*Work to complete*: Gather all lines from the material that contain the word "Sumberbendo".

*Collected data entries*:
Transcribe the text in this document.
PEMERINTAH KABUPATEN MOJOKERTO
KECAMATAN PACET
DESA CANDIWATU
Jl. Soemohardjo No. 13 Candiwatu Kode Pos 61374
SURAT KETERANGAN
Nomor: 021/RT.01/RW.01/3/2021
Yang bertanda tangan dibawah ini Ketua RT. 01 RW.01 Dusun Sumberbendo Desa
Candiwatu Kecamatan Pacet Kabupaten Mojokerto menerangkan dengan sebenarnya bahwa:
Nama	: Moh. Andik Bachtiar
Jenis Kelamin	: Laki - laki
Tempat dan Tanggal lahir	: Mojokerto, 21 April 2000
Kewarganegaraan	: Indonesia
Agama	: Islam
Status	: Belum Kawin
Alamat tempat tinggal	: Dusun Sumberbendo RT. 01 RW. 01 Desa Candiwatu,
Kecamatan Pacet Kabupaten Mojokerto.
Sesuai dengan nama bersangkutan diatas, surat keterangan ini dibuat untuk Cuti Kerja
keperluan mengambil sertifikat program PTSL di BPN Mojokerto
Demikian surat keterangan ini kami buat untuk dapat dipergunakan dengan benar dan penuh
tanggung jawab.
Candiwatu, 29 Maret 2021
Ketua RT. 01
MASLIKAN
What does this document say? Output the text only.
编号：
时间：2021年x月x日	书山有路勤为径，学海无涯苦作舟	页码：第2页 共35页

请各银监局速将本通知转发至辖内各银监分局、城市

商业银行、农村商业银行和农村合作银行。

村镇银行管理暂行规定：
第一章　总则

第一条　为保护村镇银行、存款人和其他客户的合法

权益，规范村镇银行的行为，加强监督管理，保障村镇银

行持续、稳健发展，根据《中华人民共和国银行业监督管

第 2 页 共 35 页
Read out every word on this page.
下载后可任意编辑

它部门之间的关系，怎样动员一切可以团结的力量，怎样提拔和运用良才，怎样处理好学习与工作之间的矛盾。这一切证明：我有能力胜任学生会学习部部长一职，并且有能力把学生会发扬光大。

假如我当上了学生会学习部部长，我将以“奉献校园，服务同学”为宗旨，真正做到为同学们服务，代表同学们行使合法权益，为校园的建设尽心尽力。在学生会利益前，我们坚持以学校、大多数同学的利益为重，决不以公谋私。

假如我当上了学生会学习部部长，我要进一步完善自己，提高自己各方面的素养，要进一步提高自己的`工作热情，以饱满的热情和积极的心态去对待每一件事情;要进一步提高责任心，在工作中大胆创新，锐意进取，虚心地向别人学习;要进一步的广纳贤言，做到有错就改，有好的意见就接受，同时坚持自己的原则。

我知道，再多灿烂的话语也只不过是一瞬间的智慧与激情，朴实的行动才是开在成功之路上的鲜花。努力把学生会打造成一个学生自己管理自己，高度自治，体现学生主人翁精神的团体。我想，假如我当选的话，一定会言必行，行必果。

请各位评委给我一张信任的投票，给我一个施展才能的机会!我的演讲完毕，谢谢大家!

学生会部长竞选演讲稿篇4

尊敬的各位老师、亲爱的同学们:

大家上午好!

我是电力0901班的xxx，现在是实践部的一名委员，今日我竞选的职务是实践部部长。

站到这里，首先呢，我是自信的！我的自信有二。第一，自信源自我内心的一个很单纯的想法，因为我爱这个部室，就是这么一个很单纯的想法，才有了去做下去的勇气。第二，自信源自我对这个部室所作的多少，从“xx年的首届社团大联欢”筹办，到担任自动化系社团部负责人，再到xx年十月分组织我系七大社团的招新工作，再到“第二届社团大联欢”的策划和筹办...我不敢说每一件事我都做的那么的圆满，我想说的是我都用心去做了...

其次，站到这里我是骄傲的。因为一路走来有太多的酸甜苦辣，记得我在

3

*The result*:
Yang bertanda tangan dibawah ini Ketua RT. 01 RW.01 Dusun Sumberbendo Desa
Alamat tempat tinggal	: Dusun Sumberbendo RT. 01 RW. 01 Desa Candiwatu,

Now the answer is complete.